Figure record extracts:
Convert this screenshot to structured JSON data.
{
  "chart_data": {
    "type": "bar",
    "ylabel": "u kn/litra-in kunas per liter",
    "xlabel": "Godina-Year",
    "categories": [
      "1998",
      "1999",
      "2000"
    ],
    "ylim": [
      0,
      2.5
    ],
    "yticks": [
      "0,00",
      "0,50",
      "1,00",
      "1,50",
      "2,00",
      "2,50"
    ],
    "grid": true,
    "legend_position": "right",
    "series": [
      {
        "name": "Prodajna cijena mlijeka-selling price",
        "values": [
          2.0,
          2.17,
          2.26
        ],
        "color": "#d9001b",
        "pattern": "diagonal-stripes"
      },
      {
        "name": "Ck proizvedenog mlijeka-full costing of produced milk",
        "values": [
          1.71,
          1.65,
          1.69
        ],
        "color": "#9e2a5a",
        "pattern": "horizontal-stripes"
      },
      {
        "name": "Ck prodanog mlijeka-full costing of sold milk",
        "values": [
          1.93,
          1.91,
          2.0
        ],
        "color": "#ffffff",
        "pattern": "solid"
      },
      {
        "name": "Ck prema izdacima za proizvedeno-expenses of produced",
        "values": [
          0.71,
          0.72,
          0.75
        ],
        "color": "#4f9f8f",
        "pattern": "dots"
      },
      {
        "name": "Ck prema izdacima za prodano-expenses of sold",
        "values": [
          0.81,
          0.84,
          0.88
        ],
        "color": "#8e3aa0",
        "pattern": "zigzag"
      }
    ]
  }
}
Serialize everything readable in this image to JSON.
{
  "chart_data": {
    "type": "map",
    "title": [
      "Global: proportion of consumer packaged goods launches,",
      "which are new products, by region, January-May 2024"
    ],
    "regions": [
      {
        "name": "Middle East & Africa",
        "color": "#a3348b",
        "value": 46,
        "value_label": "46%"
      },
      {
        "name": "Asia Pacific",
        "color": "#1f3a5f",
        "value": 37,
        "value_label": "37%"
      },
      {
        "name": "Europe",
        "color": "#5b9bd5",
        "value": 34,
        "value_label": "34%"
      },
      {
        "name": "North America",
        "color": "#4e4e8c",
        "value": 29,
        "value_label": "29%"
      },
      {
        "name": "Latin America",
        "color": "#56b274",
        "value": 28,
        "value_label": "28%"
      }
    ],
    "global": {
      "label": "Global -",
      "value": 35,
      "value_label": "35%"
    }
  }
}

**Description of the task**
Quote all the records. Keep every word exact.

**Result of this exercise**
Convert this screenshot to structured JSON data.
{
  "chart_data": {
    "type": "bar",
    "ylabel": "u kn/litra-in kunas per liter",
    "xlabel": "Godina-Year",
    "categories": [
      "1998",
      "1999",
      "2000"
    ],
    "ylim": [
      0,
      2.5
    ],
    "yticks": [
      "0,00",
      "0,50",
      "1,00",
      "1,50",
      "2,00",
      "2,50"
    ],
    "grid": true,
    "legend_position": "right",
    "series": [
      {
        "name": "Prodajna cijena mlijeka-selling price",
        "values": [
          2.0,
          2.17,
          2.26
        ],
        "color": "#d9001b",
        "pattern": "diagonal-stripes"
      },
      {
        "name": "Ck proizvedenog mlijeka-full costing of produced milk",
        "values": [
          1.71,
          1.65,
          1.69
        ],
        "color": "#9e2a5a",
        "pattern": "horizontal-stripes"
      },
      {
        "name": "Ck prodanog mlijeka-full costing of sold milk",
        "values": [
          1.93,
          1.91,
          2.0
        ],
        "color": "#ffffff",
        "pattern": "solid"
      },
      {
        "name": "Ck prema izdacima za proizvedeno-expenses of produced",
        "values": [
          0.71,
          0.72,
          0.75
        ],
        "color": "#4f9f8f",
        "pattern": "dots"
      },
      {
        "name": "Ck prema izdacima za prodano-expenses of sold",
        "values": [
          0.81,
          0.84,
          0.88
        ],
        "color": "#8e3aa0",
        "pattern": "zigzag"
      }
    ]
  }
}
Serialize everything readable in this image to JSON.
{
  "chart_data": {
    "type": "map",
    "title": [
      "Global: proportion of consumer packaged goods launches,",
      "which are new products, by region, January-May 2024"
    ],
    "regions": [
      {
        "name": "Middle East & Africa",
        "color": "#a3348b",
        "value": 46,
        "value_label": "46%"
      },
      {
        "name": "Asia Pacific",
        "color": "#1f3a5f",
        "value": 37,
        "value_label": "37%"
      },
      {
        "name": "Europe",
        "color": "#5b9bd5",
        "value": 34,
        "value_label": "34%"
      },
      {
        "name": "North America",
        "color": "#4e4e8c",
        "value": 29,
        "value_label": "29%"
      },
      {
        "name": "Latin America",
        "color": "#56b274",
        "value": 28,
        "value_label": "28%"
      }
    ],
    "global": {
      "label": "Global -",
      "value": 35,
      "value_label": "35%"
    }
  }
}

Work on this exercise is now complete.